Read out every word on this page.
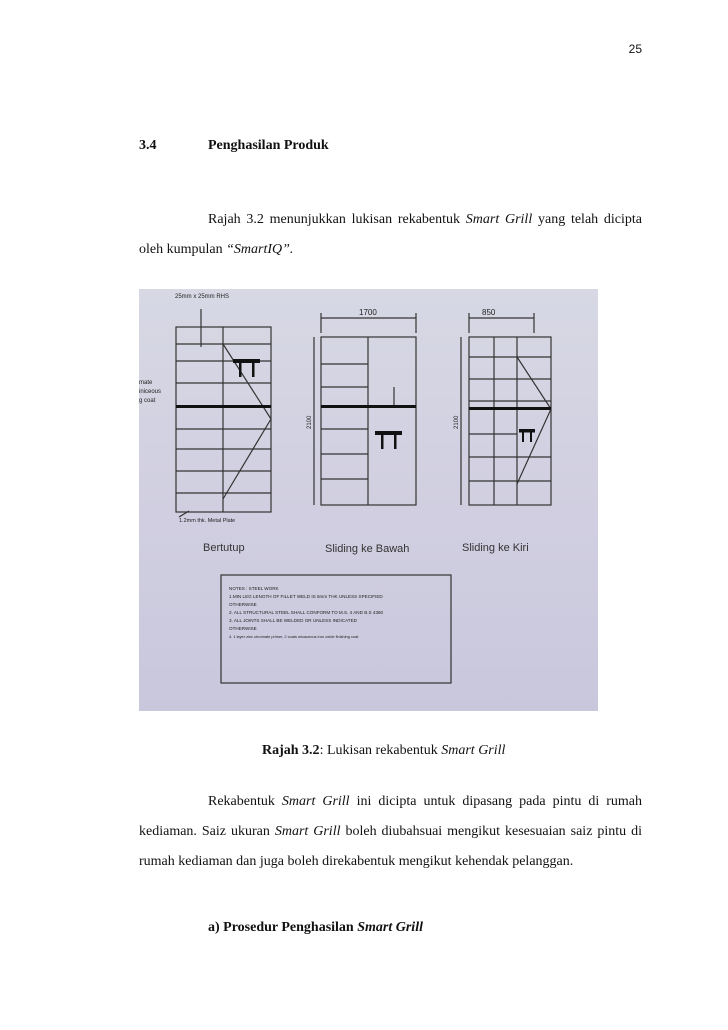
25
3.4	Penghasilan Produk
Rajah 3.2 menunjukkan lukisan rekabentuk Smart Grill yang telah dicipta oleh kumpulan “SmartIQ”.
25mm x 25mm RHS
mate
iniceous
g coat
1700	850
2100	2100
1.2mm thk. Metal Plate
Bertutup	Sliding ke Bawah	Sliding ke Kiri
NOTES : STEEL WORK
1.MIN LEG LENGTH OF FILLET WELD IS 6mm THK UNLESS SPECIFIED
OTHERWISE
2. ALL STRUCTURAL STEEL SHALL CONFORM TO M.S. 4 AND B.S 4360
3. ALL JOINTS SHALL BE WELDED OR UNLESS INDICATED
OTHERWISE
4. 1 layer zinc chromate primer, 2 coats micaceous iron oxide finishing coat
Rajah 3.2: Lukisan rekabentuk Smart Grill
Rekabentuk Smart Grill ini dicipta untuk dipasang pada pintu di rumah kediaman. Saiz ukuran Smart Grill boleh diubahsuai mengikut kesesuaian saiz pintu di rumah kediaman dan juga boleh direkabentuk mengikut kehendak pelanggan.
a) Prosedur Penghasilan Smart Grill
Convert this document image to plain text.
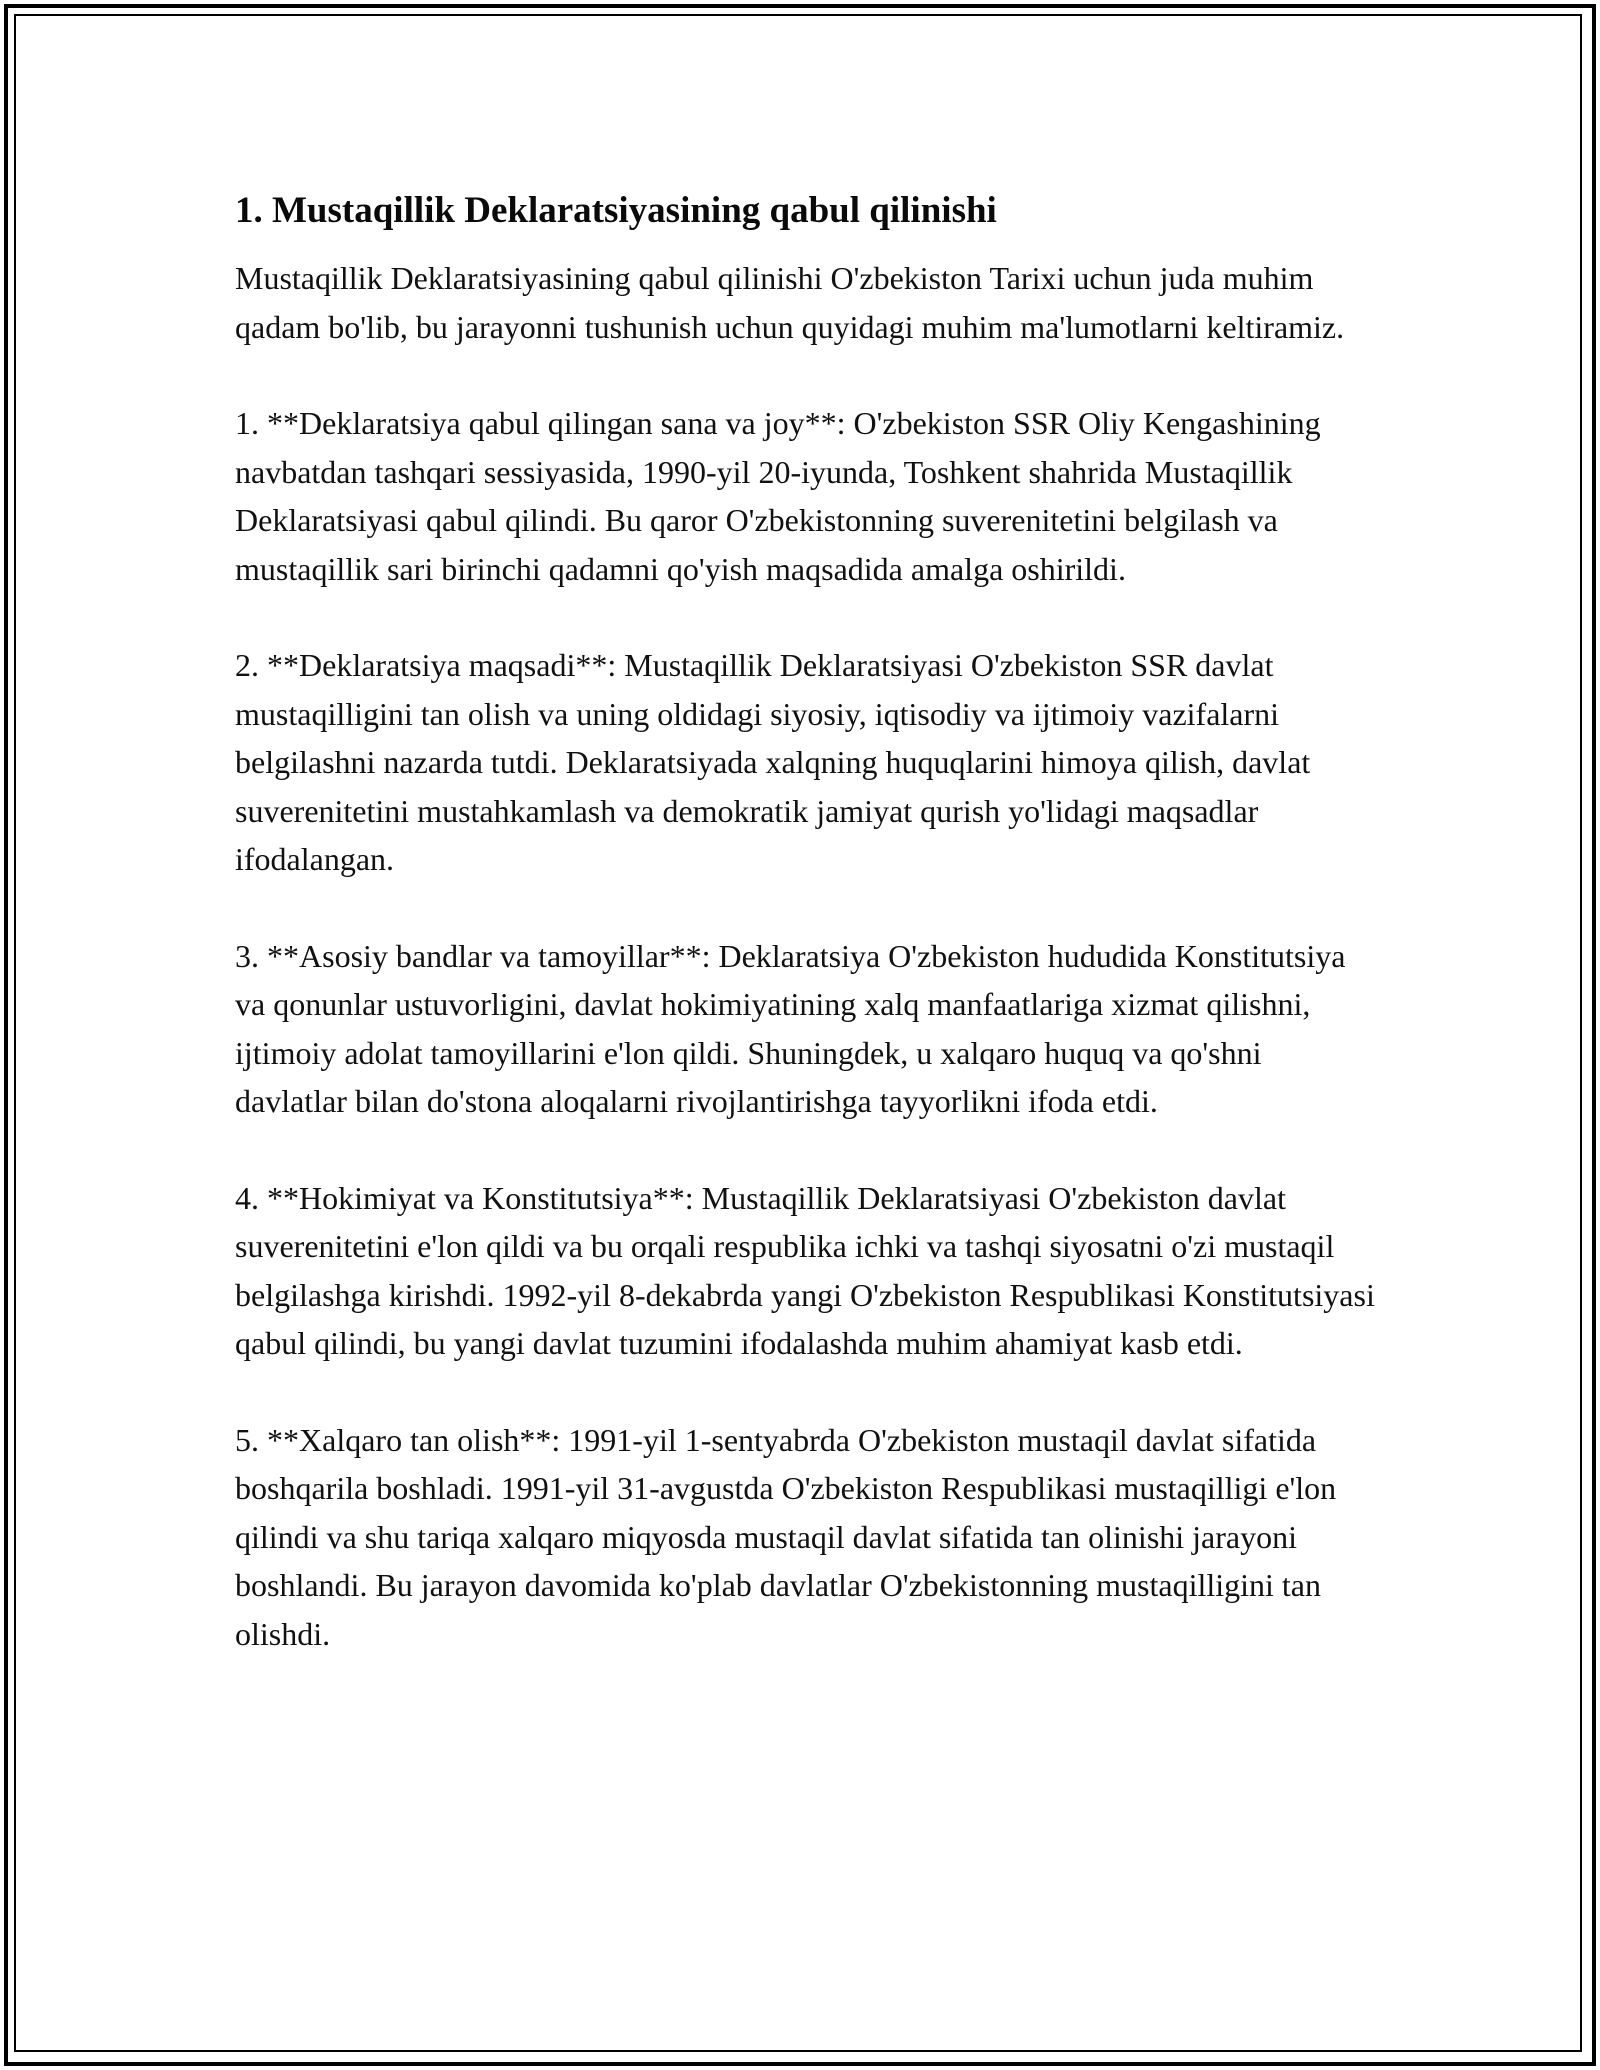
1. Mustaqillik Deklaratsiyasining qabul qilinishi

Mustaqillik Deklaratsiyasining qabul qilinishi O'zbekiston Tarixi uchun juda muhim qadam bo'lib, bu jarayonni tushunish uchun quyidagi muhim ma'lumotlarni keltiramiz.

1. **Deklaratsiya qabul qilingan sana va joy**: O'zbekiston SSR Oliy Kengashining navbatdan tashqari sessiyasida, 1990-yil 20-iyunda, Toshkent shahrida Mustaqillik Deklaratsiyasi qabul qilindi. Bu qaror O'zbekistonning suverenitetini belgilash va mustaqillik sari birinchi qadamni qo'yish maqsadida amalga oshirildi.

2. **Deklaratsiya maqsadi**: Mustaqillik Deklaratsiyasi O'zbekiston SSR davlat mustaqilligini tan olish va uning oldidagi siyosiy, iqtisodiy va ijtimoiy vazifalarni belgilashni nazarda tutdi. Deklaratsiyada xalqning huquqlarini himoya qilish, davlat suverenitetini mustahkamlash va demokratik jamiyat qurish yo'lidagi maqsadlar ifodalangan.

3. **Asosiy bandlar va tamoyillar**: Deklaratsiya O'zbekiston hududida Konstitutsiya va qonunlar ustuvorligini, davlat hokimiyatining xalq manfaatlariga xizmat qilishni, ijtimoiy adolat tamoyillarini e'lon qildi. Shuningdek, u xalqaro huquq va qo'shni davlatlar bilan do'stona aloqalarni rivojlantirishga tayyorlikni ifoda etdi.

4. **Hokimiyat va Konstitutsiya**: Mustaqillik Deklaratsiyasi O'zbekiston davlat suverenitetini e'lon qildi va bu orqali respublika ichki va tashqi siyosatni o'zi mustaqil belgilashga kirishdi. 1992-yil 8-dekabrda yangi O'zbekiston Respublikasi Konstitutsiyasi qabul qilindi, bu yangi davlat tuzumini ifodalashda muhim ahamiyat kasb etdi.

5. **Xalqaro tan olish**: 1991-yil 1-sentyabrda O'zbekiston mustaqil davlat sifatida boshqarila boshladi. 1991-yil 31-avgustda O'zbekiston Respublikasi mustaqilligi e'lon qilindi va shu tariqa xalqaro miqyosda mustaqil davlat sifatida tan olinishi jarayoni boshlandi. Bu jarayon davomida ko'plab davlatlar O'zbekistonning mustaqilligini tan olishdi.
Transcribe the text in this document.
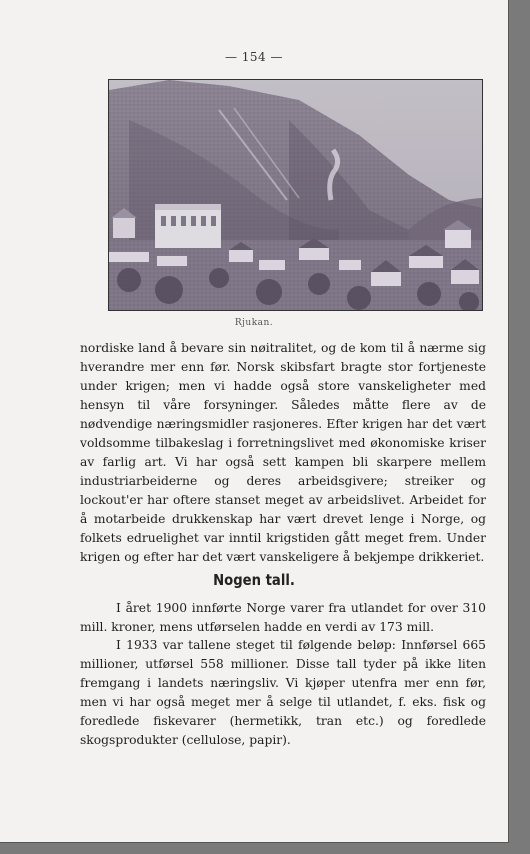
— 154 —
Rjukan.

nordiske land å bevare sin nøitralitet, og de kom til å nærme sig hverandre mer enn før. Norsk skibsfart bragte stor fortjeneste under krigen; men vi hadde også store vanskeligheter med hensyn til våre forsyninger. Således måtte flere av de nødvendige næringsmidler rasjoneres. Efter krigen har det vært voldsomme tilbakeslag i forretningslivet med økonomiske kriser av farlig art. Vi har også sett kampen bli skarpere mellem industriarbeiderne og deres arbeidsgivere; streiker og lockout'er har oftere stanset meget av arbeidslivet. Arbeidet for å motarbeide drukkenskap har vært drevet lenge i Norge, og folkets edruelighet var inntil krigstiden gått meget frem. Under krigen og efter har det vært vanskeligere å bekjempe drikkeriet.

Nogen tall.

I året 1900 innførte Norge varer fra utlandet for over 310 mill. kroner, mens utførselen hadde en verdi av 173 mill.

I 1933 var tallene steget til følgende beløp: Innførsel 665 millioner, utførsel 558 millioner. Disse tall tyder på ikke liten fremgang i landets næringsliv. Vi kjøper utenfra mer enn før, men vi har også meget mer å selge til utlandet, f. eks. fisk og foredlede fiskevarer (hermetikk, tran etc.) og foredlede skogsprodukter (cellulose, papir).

Prompt >> All lines from the one holding "Transcribe the text in this document." through the last line of the entries, and nothing else, are to be output exactly; leave out the pictures.

Task result >>
Transcribe the text in this document.
— 154 —
Rjukan.

nordiske land å bevare sin nøitralitet, og de kom til å nærme sig hverandre mer enn før. Norsk skibsfart bragte stor fortjeneste under krigen; men vi hadde også store vanskeligheter med hensyn til våre forsyninger. Således måtte flere av de nødvendige næringsmidler rasjoneres. Efter krigen har det vært voldsomme tilbakeslag i forretningslivet med økonomiske kriser av farlig art. Vi har også sett kampen bli skarpere mellem industriarbeiderne og deres arbeidsgivere; streiker og lockout'er har oftere stanset meget av arbeidslivet. Arbeidet for å motarbeide drukkenskap har vært drevet lenge i Norge, og folkets edruelighet var inntil krigstiden gått meget frem. Under krigen og efter har det vært vanskeligere å bekjempe drikkeriet.

Nogen tall.

I året 1900 innførte Norge varer fra utlandet for over 310 mill. kroner, mens utførselen hadde en verdi av 173 mill.

I 1933 var tallene steget til følgende beløp: Innførsel 665 millioner, utførsel 558 millioner. Disse tall tyder på ikke liten fremgang i landets næringsliv. Vi kjøper utenfra mer enn før, men vi har også meget mer å selge til utlandet, f. eks. fisk og foredlede fiskevarer (hermetikk, tran etc.) og foredlede skogsprodukter (cellulose, papir).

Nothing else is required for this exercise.